WHAT THE TASK REQUIRES: Within the material below, find each line bearing the word "JSON" and present it.

— START OF ENTRIES SHOWN —

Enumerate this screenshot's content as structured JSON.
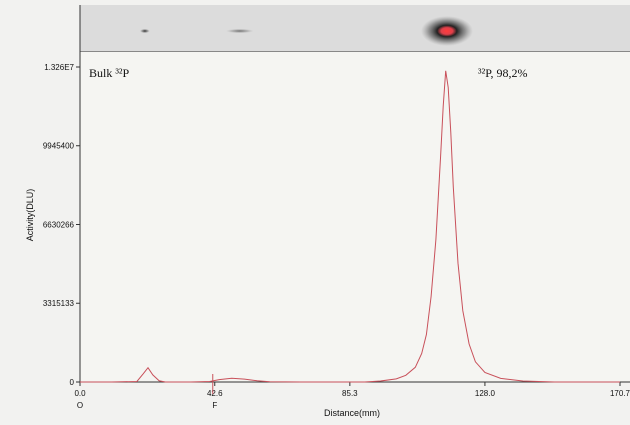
{
  "chart_data": {
    "type": "line",
    "title": "",
    "xlabel": "Distance(mm)",
    "ylabel": "Activity(DLU)",
    "xlim": [
      0.0,
      170.7
    ],
    "ylim": [
      0,
      13260000
    ],
    "x_ticks": [
      "0.0",
      "42.6",
      "85.3",
      "128.0",
      "170.7"
    ],
    "x_tick_values": [
      0.0,
      42.6,
      85.3,
      128.0,
      170.7
    ],
    "y_ticks": [
      "0",
      "3315133",
      "6630266",
      "9945400",
      "1.326E7"
    ],
    "y_tick_values": [
      0,
      3315133,
      6630266,
      9945400,
      13260000
    ],
    "markers": [
      {
        "label": "O",
        "x": 0.0
      },
      {
        "label": "F",
        "x": 42.6
      }
    ],
    "annotations": {
      "sample_label": "Bulk ³²P",
      "peak_label": "³²P, 98,2%"
    },
    "series": [
      {
        "color": "#c8505a",
        "x": [
          0,
          10,
          18,
          20,
          21.5,
          23,
          25,
          27,
          35,
          41,
          44,
          48,
          52,
          56,
          60,
          70,
          80,
          90,
          95,
          100,
          103,
          106,
          108,
          109.5,
          111,
          112.5,
          114,
          114.8,
          115.6,
          116.4,
          117.2,
          118,
          119.5,
          121,
          123,
          125,
          128,
          133,
          140,
          150,
          160,
          170.7
        ],
        "y": [
          0,
          0,
          20000,
          350000,
          600000,
          300000,
          50000,
          0,
          0,
          20000,
          100000,
          160000,
          120000,
          50000,
          10000,
          0,
          0,
          0,
          40000,
          130000,
          280000,
          620000,
          1200000,
          2000000,
          3600000,
          6000000,
          9500000,
          11600000,
          13100000,
          12400000,
          10500000,
          8200000,
          5000000,
          3000000,
          1600000,
          850000,
          400000,
          150000,
          40000,
          0,
          0,
          0
        ]
      }
    ]
  },
  "tlc_image": {
    "spots": [
      {
        "x": 20.5,
        "intensity": 0.6
      },
      {
        "x": 50.5,
        "intensity": 0.25
      },
      {
        "x": 116.0,
        "intensity": 1.0
      }
    ]
  }
}
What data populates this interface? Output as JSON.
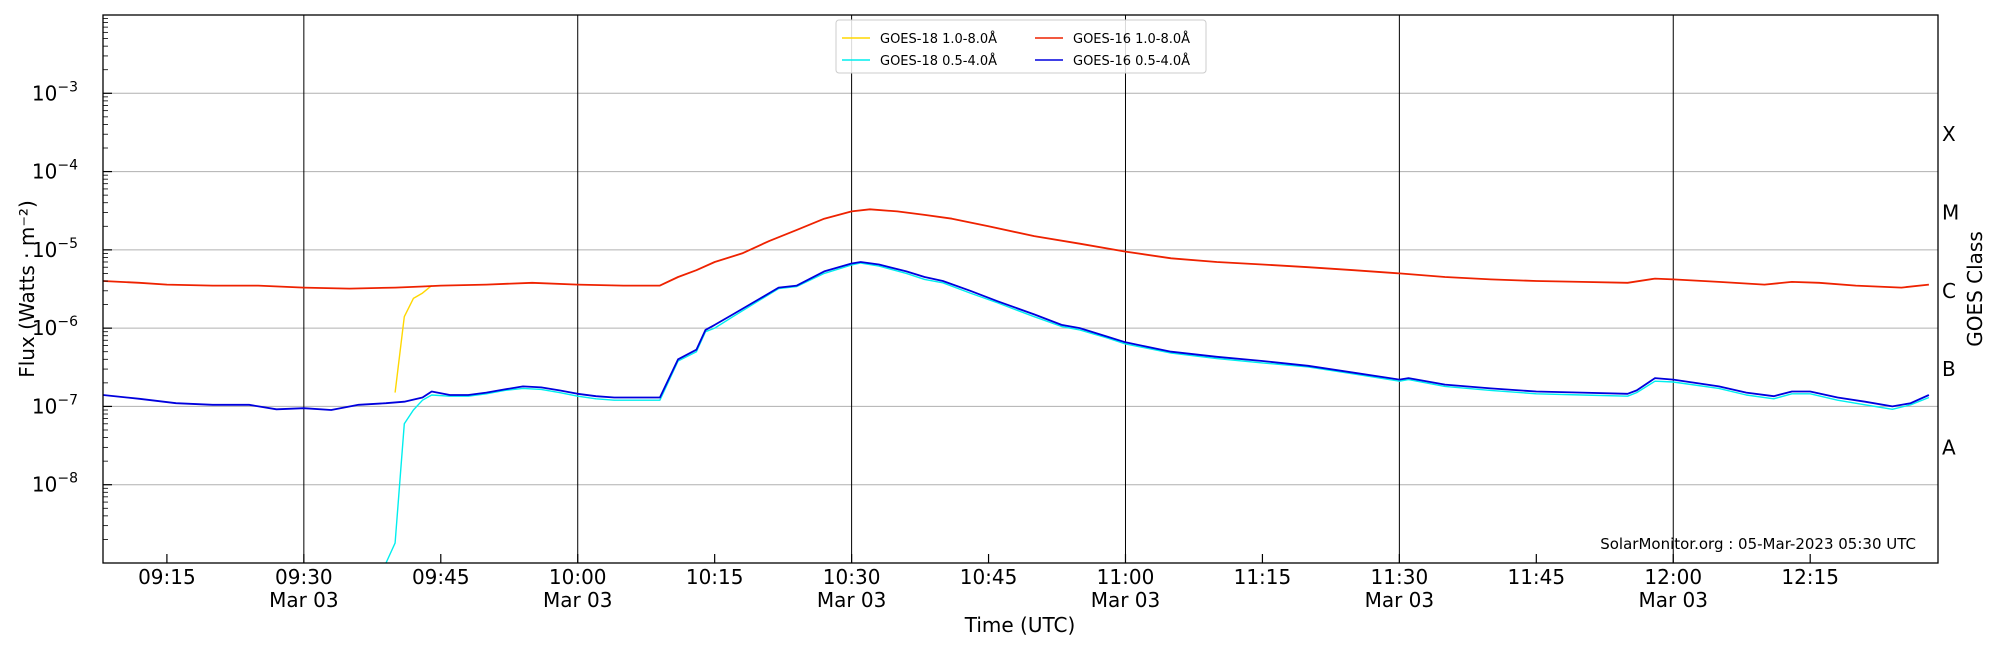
{
  "chart_data": {
    "type": "line",
    "xlabel": "Time (UTC)",
    "ylabel": "Flux (Watts · m⁻²)",
    "ylabel_right": "GOES Class",
    "y_scale": "log",
    "ylim": [
      1e-09,
      0.01
    ],
    "xlim": [
      "09:08",
      "12:29"
    ],
    "grid": "horizontal at decades, vertical at half-hours",
    "legend_placement": "top-center",
    "watermark": "SolarMonitor.org : 05-Mar-2023 05:30 UTC",
    "x_ticks": [
      {
        "time": "09:15",
        "label": "09:15",
        "date": ""
      },
      {
        "time": "09:30",
        "label": "09:30",
        "date": "Mar 03"
      },
      {
        "time": "09:45",
        "label": "09:45",
        "date": ""
      },
      {
        "time": "10:00",
        "label": "10:00",
        "date": "Mar 03"
      },
      {
        "time": "10:15",
        "label": "10:15",
        "date": ""
      },
      {
        "time": "10:30",
        "label": "10:30",
        "date": "Mar 03"
      },
      {
        "time": "10:45",
        "label": "10:45",
        "date": ""
      },
      {
        "time": "11:00",
        "label": "11:00",
        "date": "Mar 03"
      },
      {
        "time": "11:15",
        "label": "11:15",
        "date": ""
      },
      {
        "time": "11:30",
        "label": "11:30",
        "date": "Mar 03"
      },
      {
        "time": "11:45",
        "label": "11:45",
        "date": ""
      },
      {
        "time": "12:00",
        "label": "12:00",
        "date": "Mar 03"
      },
      {
        "time": "12:15",
        "label": "12:15",
        "date": ""
      }
    ],
    "y_ticks": [
      {
        "value": 1e-08,
        "base": "10",
        "exp": "−8"
      },
      {
        "value": 1e-07,
        "base": "10",
        "exp": "−7"
      },
      {
        "value": 1e-06,
        "base": "10",
        "exp": "−6"
      },
      {
        "value": 1e-05,
        "base": "10",
        "exp": "−5"
      },
      {
        "value": 0.0001,
        "base": "10",
        "exp": "−4"
      },
      {
        "value": 0.001,
        "base": "10",
        "exp": "−3"
      }
    ],
    "goes_classes": [
      {
        "label": "A",
        "value": 3e-08
      },
      {
        "label": "B",
        "value": 3e-07
      },
      {
        "label": "C",
        "value": 3e-06
      },
      {
        "label": "M",
        "value": 3e-05
      },
      {
        "label": "X",
        "value": 0.0003
      }
    ],
    "series": [
      {
        "name": "GOES-18 1.0-8.0Å",
        "color": "#ffd700",
        "points": [
          [
            "09:40",
            1.5e-07
          ],
          [
            "09:41",
            1.4e-06
          ],
          [
            "09:42",
            2.4e-06
          ],
          [
            "09:43",
            2.8e-06
          ],
          [
            "09:44",
            3.5e-06
          ]
        ]
      },
      {
        "name": "GOES-18 0.5-4.0Å",
        "color": "#00eeee",
        "points": [
          [
            "09:39",
            1e-09
          ],
          [
            "09:40",
            1.8e-09
          ],
          [
            "09:41",
            6e-08
          ],
          [
            "09:42",
            9e-08
          ],
          [
            "09:43",
            1.2e-07
          ],
          [
            "09:44",
            1.4e-07
          ],
          [
            "09:46",
            1.35e-07
          ],
          [
            "09:48",
            1.35e-07
          ],
          [
            "09:50",
            1.45e-07
          ],
          [
            "09:52",
            1.6e-07
          ],
          [
            "09:54",
            1.7e-07
          ],
          [
            "09:56",
            1.65e-07
          ],
          [
            "09:58",
            1.5e-07
          ],
          [
            "10:00",
            1.35e-07
          ],
          [
            "10:02",
            1.25e-07
          ],
          [
            "10:04",
            1.2e-07
          ],
          [
            "10:06",
            1.2e-07
          ],
          [
            "10:08",
            1.2e-07
          ],
          [
            "10:09",
            1.2e-07
          ],
          [
            "10:11",
            3.8e-07
          ],
          [
            "10:13",
            5e-07
          ],
          [
            "10:14",
            9e-07
          ],
          [
            "10:15",
            1e-06
          ],
          [
            "10:17",
            1.4e-06
          ],
          [
            "10:20",
            2.3e-06
          ],
          [
            "10:22",
            3.2e-06
          ],
          [
            "10:24",
            3.4e-06
          ],
          [
            "10:27",
            5e-06
          ],
          [
            "10:30",
            6.4e-06
          ],
          [
            "10:31",
            6.8e-06
          ],
          [
            "10:33",
            6.2e-06
          ],
          [
            "10:36",
            5e-06
          ],
          [
            "10:38",
            4.2e-06
          ],
          [
            "10:40",
            3.8e-06
          ],
          [
            "10:43",
            2.8e-06
          ],
          [
            "10:46",
            2.1e-06
          ],
          [
            "10:50",
            1.4e-06
          ],
          [
            "10:53",
            1.05e-06
          ],
          [
            "10:55",
            9.5e-07
          ],
          [
            "10:58",
            7.5e-07
          ],
          [
            "11:00",
            6.3e-07
          ],
          [
            "11:05",
            4.8e-07
          ],
          [
            "11:10",
            4.1e-07
          ],
          [
            "11:15",
            3.6e-07
          ],
          [
            "11:20",
            3.2e-07
          ],
          [
            "11:25",
            2.6e-07
          ],
          [
            "11:30",
            2.1e-07
          ],
          [
            "11:31",
            2.2e-07
          ],
          [
            "11:35",
            1.8e-07
          ],
          [
            "11:40",
            1.6e-07
          ],
          [
            "11:45",
            1.45e-07
          ],
          [
            "11:50",
            1.4e-07
          ],
          [
            "11:55",
            1.35e-07
          ],
          [
            "11:56",
            1.5e-07
          ],
          [
            "11:58",
            2.1e-07
          ],
          [
            "12:00",
            2.05e-07
          ],
          [
            "12:05",
            1.7e-07
          ],
          [
            "12:08",
            1.4e-07
          ],
          [
            "12:11",
            1.25e-07
          ],
          [
            "12:13",
            1.45e-07
          ],
          [
            "12:15",
            1.45e-07
          ],
          [
            "12:18",
            1.2e-07
          ],
          [
            "12:21",
            1.05e-07
          ],
          [
            "12:24",
            9.2e-08
          ],
          [
            "12:26",
            1.05e-07
          ],
          [
            "12:28",
            1.3e-07
          ]
        ]
      },
      {
        "name": "GOES-16 1.0-8.0Å",
        "color": "#ee2200",
        "points": [
          [
            "09:08",
            4e-06
          ],
          [
            "09:12",
            3.8e-06
          ],
          [
            "09:15",
            3.6e-06
          ],
          [
            "09:20",
            3.5e-06
          ],
          [
            "09:25",
            3.5e-06
          ],
          [
            "09:30",
            3.3e-06
          ],
          [
            "09:35",
            3.2e-06
          ],
          [
            "09:40",
            3.3e-06
          ],
          [
            "09:43",
            3.4e-06
          ],
          [
            "09:45",
            3.5e-06
          ],
          [
            "09:50",
            3.6e-06
          ],
          [
            "09:55",
            3.8e-06
          ],
          [
            "10:00",
            3.6e-06
          ],
          [
            "10:05",
            3.5e-06
          ],
          [
            "10:09",
            3.5e-06
          ],
          [
            "10:11",
            4.5e-06
          ],
          [
            "10:13",
            5.5e-06
          ],
          [
            "10:15",
            7e-06
          ],
          [
            "10:18",
            9e-06
          ],
          [
            "10:21",
            1.3e-05
          ],
          [
            "10:24",
            1.8e-05
          ],
          [
            "10:27",
            2.5e-05
          ],
          [
            "10:30",
            3.1e-05
          ],
          [
            "10:32",
            3.3e-05
          ],
          [
            "10:35",
            3.1e-05
          ],
          [
            "10:38",
            2.8e-05
          ],
          [
            "10:41",
            2.5e-05
          ],
          [
            "10:45",
            2e-05
          ],
          [
            "10:50",
            1.5e-05
          ],
          [
            "10:55",
            1.2e-05
          ],
          [
            "11:00",
            9.5e-06
          ],
          [
            "11:05",
            7.8e-06
          ],
          [
            "11:10",
            7e-06
          ],
          [
            "11:15",
            6.5e-06
          ],
          [
            "11:20",
            6e-06
          ],
          [
            "11:25",
            5.5e-06
          ],
          [
            "11:30",
            5e-06
          ],
          [
            "11:35",
            4.5e-06
          ],
          [
            "11:40",
            4.2e-06
          ],
          [
            "11:45",
            4e-06
          ],
          [
            "11:50",
            3.9e-06
          ],
          [
            "11:55",
            3.8e-06
          ],
          [
            "11:58",
            4.3e-06
          ],
          [
            "12:00",
            4.2e-06
          ],
          [
            "12:05",
            3.9e-06
          ],
          [
            "12:10",
            3.6e-06
          ],
          [
            "12:13",
            3.9e-06
          ],
          [
            "12:16",
            3.8e-06
          ],
          [
            "12:20",
            3.5e-06
          ],
          [
            "12:25",
            3.3e-06
          ],
          [
            "12:28",
            3.6e-06
          ]
        ]
      },
      {
        "name": "GOES-16 0.5-4.0Å",
        "color": "#0000dd",
        "points": [
          [
            "09:08",
            1.4e-07
          ],
          [
            "09:12",
            1.25e-07
          ],
          [
            "09:16",
            1.1e-07
          ],
          [
            "09:20",
            1.05e-07
          ],
          [
            "09:24",
            1.05e-07
          ],
          [
            "09:27",
            9.2e-08
          ],
          [
            "09:30",
            9.5e-08
          ],
          [
            "09:33",
            9e-08
          ],
          [
            "09:36",
            1.05e-07
          ],
          [
            "09:39",
            1.1e-07
          ],
          [
            "09:41",
            1.15e-07
          ],
          [
            "09:43",
            1.3e-07
          ],
          [
            "09:44",
            1.55e-07
          ],
          [
            "09:46",
            1.4e-07
          ],
          [
            "09:48",
            1.4e-07
          ],
          [
            "09:50",
            1.5e-07
          ],
          [
            "09:52",
            1.65e-07
          ],
          [
            "09:54",
            1.8e-07
          ],
          [
            "09:56",
            1.75e-07
          ],
          [
            "09:58",
            1.6e-07
          ],
          [
            "10:00",
            1.45e-07
          ],
          [
            "10:02",
            1.35e-07
          ],
          [
            "10:04",
            1.3e-07
          ],
          [
            "10:06",
            1.3e-07
          ],
          [
            "10:09",
            1.3e-07
          ],
          [
            "10:11",
            4e-07
          ],
          [
            "10:13",
            5.3e-07
          ],
          [
            "10:14",
            9.5e-07
          ],
          [
            "10:15",
            1.1e-06
          ],
          [
            "10:17",
            1.5e-06
          ],
          [
            "10:20",
            2.4e-06
          ],
          [
            "10:22",
            3.3e-06
          ],
          [
            "10:24",
            3.5e-06
          ],
          [
            "10:27",
            5.3e-06
          ],
          [
            "10:30",
            6.7e-06
          ],
          [
            "10:31",
            7e-06
          ],
          [
            "10:33",
            6.5e-06
          ],
          [
            "10:36",
            5.3e-06
          ],
          [
            "10:38",
            4.5e-06
          ],
          [
            "10:40",
            4e-06
          ],
          [
            "10:43",
            3e-06
          ],
          [
            "10:46",
            2.2e-06
          ],
          [
            "10:50",
            1.5e-06
          ],
          [
            "10:53",
            1.1e-06
          ],
          [
            "10:55",
            1e-06
          ],
          [
            "10:58",
            7.8e-07
          ],
          [
            "11:00",
            6.6e-07
          ],
          [
            "11:05",
            5e-07
          ],
          [
            "11:10",
            4.3e-07
          ],
          [
            "11:15",
            3.8e-07
          ],
          [
            "11:20",
            3.3e-07
          ],
          [
            "11:25",
            2.7e-07
          ],
          [
            "11:30",
            2.2e-07
          ],
          [
            "11:31",
            2.3e-07
          ],
          [
            "11:35",
            1.9e-07
          ],
          [
            "11:40",
            1.7e-07
          ],
          [
            "11:45",
            1.55e-07
          ],
          [
            "11:50",
            1.5e-07
          ],
          [
            "11:55",
            1.45e-07
          ],
          [
            "11:56",
            1.6e-07
          ],
          [
            "11:58",
            2.3e-07
          ],
          [
            "12:00",
            2.2e-07
          ],
          [
            "12:05",
            1.8e-07
          ],
          [
            "12:08",
            1.5e-07
          ],
          [
            "12:11",
            1.35e-07
          ],
          [
            "12:13",
            1.55e-07
          ],
          [
            "12:15",
            1.55e-07
          ],
          [
            "12:18",
            1.3e-07
          ],
          [
            "12:21",
            1.15e-07
          ],
          [
            "12:24",
            1e-07
          ],
          [
            "12:26",
            1.1e-07
          ],
          [
            "12:28",
            1.4e-07
          ]
        ]
      }
    ]
  }
}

— END OF ENTRIES SHOWN —

OUTPUT FOR THIS TASK:
Enumerate this screenshot's content as structured JSON.
What data populates this interface? Output as JSON.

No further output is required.